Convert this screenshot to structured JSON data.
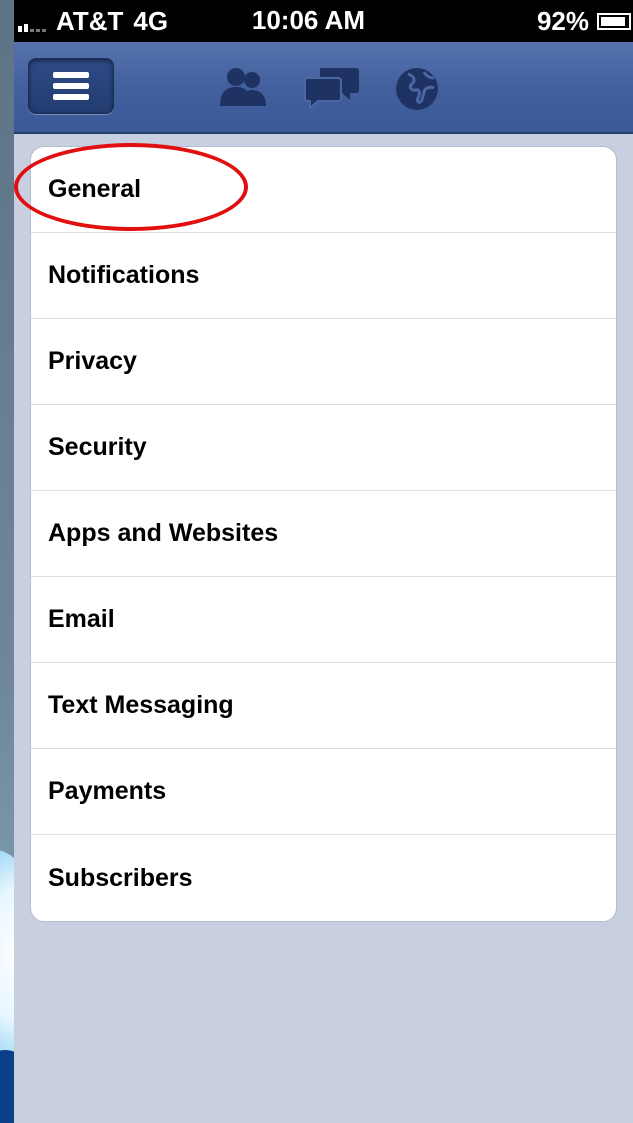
{
  "status_bar": {
    "carrier": "AT&T",
    "network": "4G",
    "time": "10:06 AM",
    "battery_percent": "92%",
    "battery_level": 0.92
  },
  "nav_bar": {
    "icons": [
      "menu-icon",
      "friends-icon",
      "messages-icon",
      "notifications-globe-icon"
    ],
    "colors": {
      "background": "#3b5998",
      "button": "#233c70"
    }
  },
  "settings": {
    "items": [
      {
        "label": "General"
      },
      {
        "label": "Notifications"
      },
      {
        "label": "Privacy"
      },
      {
        "label": "Security"
      },
      {
        "label": "Apps and Websites"
      },
      {
        "label": "Email"
      },
      {
        "label": "Text Messaging"
      },
      {
        "label": "Payments"
      },
      {
        "label": "Subscribers"
      }
    ]
  },
  "annotation": {
    "highlight_color": "#e01010",
    "highlighted_item": "General"
  }
}
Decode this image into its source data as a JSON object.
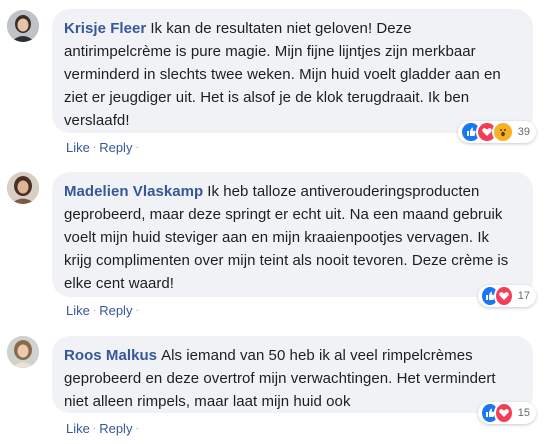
{
  "comments": [
    {
      "author": "Krisje Fleer",
      "text": "Ik kan de resultaten niet geloven! Deze antirimpelcrème is pure magie. Mijn fijne lijntjes zijn merkbaar verminderd in slechts twee weken. Mijn huid voelt gladder aan en ziet er jeugdiger uit. Het is alsof je de klok terugdraait. Ik ben verslaafd!",
      "reaction_count": "39",
      "reactions": [
        "like-icon",
        "love-icon",
        "wow-icon"
      ],
      "like_label": "Like",
      "reply_label": "Reply",
      "separator": "·"
    },
    {
      "author": "Madelien Vlaskamp",
      "text": "Ik heb talloze antiverouderingsproducten geprobeerd, maar deze springt er echt uit. Na een maand gebruik voelt mijn huid steviger aan en mijn kraaienpootjes vervagen. Ik krijg complimenten over mijn teint als nooit tevoren. Deze crème is elke cent waard!",
      "reaction_count": "17",
      "reactions": [
        "like-icon",
        "love-icon"
      ],
      "like_label": "Like",
      "reply_label": "Reply",
      "separator": "·"
    },
    {
      "author": "Roos Malkus",
      "text": "Als iemand van 50 heb ik al veel rimpelcrèmes geprobeerd en deze overtrof mijn verwachtingen. Het vermindert niet alleen rimpels, maar laat mijn huid ook",
      "reaction_count": "15",
      "reactions": [
        "like-icon",
        "love-icon"
      ],
      "like_label": "Like",
      "reply_label": "Reply",
      "separator": "·"
    }
  ],
  "colors": {
    "author": "#365899",
    "bubble": "#f0f2f5",
    "link": "#385898",
    "like": "#1877f2",
    "love": "#f33e58",
    "wow": "#f7b125"
  }
}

+++

▶ Problem details: Omit the pictures and output all of the other material exactly.

▶ Answer for the task:
Convert this screenshot to structured JSON data.
{
  "status_bar": {
    "carrier": "AT&T",
    "network": "4G",
    "time": "10:06 AM",
    "battery_percent": "92%",
    "battery_level": 0.92
  },
  "nav_bar": {
    "icons": [
      "menu-icon",
      "friends-icon",
      "messages-icon",
      "notifications-globe-icon"
    ],
    "colors": {
      "background": "#3b5998",
      "button": "#233c70"
    }
  },
  "settings": {
    "items": [
      {
        "label": "General"
      },
      {
        "label": "Notifications"
      },
      {
        "label": "Privacy"
      },
      {
        "label": "Security"
      },
      {
        "label": "Apps and Websites"
      },
      {
        "label": "Email"
      },
      {
        "label": "Text Messaging"
      },
      {
        "label": "Payments"
      },
      {
        "label": "Subscribers"
      }
    ]
  },
  "annotation": {
    "highlight_color": "#e01010",
    "highlighted_item": "General"
  }
}
Decode this image into its source data as a JSON object.
{
  "comments": [
    {
      "author": "Krisje Fleer",
      "text": "Ik kan de resultaten niet geloven! Deze antirimpelcrème is pure magie. Mijn fijne lijntjes zijn merkbaar verminderd in slechts twee weken. Mijn huid voelt gladder aan en ziet er jeugdiger uit. Het is alsof je de klok terugdraait. Ik ben verslaafd!",
      "reaction_count": "39",
      "reactions": [
        "like-icon",
        "love-icon",
        "wow-icon"
      ],
      "like_label": "Like",
      "reply_label": "Reply",
      "separator": "·"
    },
    {
      "author": "Madelien Vlaskamp",
      "text": "Ik heb talloze antiverouderingsproducten geprobeerd, maar deze springt er echt uit. Na een maand gebruik voelt mijn huid steviger aan en mijn kraaienpootjes vervagen. Ik krijg complimenten over mijn teint als nooit tevoren. Deze crème is elke cent waard!",
      "reaction_count": "17",
      "reactions": [
        "like-icon",
        "love-icon"
      ],
      "like_label": "Like",
      "reply_label": "Reply",
      "separator": "·"
    },
    {
      "author": "Roos Malkus",
      "text": "Als iemand van 50 heb ik al veel rimpelcrèmes geprobeerd en deze overtrof mijn verwachtingen. Het vermindert niet alleen rimpels, maar laat mijn huid ook",
      "reaction_count": "15",
      "reactions": [
        "like-icon",
        "love-icon"
      ],
      "like_label": "Like",
      "reply_label": "Reply",
      "separator": "·"
    }
  ],
  "colors": {
    "author": "#365899",
    "bubble": "#f0f2f5",
    "link": "#385898",
    "like": "#1877f2",
    "love": "#f33e58",
    "wow": "#f7b125"
  }
}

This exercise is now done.